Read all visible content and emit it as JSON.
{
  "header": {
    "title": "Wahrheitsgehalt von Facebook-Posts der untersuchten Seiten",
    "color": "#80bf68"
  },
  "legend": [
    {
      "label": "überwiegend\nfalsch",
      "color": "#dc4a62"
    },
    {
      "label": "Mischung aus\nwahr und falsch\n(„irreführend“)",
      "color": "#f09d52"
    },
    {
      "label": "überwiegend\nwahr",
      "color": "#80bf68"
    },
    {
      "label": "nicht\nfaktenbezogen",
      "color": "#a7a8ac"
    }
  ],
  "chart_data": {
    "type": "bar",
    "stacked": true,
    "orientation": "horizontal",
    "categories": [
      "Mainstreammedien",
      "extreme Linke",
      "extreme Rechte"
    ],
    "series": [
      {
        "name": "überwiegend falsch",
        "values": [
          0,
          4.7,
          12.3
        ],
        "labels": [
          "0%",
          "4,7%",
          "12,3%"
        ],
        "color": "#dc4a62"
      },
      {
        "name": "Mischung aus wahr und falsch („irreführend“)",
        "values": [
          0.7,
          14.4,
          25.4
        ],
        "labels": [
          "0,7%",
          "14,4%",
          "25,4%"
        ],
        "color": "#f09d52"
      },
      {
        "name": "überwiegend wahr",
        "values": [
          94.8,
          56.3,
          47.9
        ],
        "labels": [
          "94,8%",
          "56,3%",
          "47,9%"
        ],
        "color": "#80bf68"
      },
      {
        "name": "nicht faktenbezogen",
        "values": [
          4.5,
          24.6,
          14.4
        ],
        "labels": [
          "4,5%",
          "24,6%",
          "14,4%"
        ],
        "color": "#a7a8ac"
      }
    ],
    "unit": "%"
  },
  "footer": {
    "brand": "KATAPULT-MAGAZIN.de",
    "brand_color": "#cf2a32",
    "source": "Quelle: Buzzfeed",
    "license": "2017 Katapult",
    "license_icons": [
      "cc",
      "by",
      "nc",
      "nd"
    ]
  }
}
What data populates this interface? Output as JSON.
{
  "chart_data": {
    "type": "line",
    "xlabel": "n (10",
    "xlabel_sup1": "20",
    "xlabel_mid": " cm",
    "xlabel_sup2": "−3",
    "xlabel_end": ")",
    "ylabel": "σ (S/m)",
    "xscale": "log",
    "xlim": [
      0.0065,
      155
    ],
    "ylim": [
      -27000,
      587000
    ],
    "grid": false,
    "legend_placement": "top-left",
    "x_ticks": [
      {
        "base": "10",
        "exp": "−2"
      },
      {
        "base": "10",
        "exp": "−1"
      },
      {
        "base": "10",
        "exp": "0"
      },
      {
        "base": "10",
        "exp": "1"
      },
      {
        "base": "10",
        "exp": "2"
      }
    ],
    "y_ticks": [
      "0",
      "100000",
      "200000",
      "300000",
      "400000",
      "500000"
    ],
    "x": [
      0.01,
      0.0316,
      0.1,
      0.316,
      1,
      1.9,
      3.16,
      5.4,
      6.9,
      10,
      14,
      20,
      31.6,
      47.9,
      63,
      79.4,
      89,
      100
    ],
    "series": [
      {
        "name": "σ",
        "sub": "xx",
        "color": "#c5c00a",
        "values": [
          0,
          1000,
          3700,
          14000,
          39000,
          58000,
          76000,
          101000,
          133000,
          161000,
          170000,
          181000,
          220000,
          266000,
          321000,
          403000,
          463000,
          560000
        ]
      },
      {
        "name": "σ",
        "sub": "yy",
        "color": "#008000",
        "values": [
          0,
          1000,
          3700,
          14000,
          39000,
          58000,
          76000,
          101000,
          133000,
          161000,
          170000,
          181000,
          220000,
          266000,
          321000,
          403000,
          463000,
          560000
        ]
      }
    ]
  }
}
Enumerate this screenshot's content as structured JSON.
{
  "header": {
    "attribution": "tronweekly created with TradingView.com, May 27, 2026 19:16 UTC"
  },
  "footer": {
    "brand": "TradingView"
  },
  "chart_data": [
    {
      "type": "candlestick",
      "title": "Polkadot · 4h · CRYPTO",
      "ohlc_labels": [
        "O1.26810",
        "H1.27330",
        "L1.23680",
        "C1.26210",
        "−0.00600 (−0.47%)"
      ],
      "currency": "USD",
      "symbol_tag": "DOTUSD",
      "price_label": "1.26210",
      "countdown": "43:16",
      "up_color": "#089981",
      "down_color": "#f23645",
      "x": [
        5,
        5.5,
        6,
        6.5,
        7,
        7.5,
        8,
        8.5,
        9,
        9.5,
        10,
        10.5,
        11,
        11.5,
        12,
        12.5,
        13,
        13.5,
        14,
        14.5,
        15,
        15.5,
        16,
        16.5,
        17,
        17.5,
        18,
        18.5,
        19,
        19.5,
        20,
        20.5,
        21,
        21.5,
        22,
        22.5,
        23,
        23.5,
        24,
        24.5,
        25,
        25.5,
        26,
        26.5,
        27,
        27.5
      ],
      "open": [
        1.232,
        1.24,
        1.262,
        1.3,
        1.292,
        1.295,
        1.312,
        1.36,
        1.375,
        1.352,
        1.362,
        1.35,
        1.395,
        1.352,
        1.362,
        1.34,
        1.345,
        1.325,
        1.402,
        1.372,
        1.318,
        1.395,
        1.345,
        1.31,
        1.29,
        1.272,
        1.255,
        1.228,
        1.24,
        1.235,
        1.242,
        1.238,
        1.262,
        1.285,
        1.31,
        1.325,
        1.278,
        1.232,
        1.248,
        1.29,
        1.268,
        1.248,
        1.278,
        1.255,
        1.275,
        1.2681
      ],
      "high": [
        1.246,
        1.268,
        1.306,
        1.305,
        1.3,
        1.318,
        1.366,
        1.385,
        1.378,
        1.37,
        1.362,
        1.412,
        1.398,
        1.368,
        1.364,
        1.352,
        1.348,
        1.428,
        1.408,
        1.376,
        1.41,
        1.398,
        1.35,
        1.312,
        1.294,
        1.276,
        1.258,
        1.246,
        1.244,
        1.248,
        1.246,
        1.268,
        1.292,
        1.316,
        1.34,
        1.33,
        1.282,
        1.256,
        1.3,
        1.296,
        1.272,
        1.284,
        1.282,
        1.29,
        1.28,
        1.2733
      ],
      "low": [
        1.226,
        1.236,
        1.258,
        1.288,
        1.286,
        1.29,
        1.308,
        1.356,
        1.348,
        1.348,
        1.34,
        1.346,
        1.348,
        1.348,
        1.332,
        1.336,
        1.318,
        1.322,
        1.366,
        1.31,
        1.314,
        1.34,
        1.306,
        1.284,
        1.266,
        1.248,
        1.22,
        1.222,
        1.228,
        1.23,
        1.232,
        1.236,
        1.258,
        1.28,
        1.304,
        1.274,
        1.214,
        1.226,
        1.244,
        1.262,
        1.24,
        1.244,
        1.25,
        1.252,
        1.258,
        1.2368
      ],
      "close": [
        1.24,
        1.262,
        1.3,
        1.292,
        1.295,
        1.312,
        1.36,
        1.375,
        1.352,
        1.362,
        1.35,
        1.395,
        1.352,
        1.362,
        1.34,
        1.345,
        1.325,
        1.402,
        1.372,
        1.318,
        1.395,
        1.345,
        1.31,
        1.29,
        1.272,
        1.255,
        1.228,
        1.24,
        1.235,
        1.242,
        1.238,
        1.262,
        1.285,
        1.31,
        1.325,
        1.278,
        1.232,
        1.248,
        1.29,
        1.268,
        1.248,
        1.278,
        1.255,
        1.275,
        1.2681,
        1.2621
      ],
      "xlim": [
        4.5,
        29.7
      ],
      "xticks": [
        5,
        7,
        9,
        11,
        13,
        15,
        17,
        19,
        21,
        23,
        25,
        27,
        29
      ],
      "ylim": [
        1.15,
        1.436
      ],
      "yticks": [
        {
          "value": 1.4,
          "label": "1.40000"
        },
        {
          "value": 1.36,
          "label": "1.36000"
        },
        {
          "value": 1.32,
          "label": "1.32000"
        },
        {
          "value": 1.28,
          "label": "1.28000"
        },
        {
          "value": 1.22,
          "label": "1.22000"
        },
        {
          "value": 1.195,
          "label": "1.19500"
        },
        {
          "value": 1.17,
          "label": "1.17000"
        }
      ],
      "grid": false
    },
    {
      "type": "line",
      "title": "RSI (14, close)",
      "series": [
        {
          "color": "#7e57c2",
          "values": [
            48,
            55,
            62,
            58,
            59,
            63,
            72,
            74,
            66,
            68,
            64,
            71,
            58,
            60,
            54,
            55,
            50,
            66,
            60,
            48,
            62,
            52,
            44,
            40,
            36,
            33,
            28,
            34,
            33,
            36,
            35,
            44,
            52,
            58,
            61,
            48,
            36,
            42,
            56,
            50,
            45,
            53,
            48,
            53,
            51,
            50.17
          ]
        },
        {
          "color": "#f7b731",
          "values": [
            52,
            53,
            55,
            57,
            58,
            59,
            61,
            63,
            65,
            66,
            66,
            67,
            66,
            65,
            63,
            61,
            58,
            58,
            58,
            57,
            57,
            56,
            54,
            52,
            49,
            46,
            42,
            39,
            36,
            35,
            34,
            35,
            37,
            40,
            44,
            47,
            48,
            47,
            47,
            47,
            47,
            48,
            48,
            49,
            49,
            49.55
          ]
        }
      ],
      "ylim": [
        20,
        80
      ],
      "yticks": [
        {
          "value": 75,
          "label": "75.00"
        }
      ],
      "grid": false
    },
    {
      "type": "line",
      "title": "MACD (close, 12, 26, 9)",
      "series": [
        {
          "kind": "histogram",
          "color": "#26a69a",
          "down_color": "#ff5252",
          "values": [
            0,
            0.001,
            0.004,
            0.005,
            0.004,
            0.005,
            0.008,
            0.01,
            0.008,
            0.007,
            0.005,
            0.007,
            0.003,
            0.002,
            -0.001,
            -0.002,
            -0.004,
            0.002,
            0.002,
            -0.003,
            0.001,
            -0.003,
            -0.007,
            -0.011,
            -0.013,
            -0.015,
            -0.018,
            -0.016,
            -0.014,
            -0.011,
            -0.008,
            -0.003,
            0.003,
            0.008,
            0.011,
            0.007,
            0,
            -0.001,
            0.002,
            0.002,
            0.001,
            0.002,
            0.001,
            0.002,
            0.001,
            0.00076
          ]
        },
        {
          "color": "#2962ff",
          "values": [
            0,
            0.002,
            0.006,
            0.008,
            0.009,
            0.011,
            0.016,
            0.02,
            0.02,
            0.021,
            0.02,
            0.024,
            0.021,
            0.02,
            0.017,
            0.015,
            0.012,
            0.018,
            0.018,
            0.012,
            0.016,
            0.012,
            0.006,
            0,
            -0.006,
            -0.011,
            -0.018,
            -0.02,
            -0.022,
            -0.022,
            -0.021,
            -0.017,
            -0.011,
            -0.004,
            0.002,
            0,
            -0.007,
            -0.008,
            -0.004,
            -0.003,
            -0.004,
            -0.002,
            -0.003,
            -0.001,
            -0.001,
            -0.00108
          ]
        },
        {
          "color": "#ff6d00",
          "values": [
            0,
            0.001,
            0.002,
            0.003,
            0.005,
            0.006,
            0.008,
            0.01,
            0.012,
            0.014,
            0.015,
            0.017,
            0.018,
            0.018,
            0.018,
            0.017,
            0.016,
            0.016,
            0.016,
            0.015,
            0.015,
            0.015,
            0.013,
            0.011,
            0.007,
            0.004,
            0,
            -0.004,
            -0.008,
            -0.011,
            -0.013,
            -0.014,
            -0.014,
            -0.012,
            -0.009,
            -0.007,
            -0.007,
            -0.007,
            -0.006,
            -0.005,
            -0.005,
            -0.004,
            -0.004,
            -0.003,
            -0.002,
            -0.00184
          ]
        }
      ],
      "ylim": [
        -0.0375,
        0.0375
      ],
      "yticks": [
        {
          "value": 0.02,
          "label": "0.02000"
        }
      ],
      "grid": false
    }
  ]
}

______________________________

* What is being asked *
Check each line above for the string "nwahr", then copy the ones that have it.

* Final result *
      "label": "Mischung aus\nwahr und falsch\n(„irreführend“)",
      "label": "überwiegend\nwahr",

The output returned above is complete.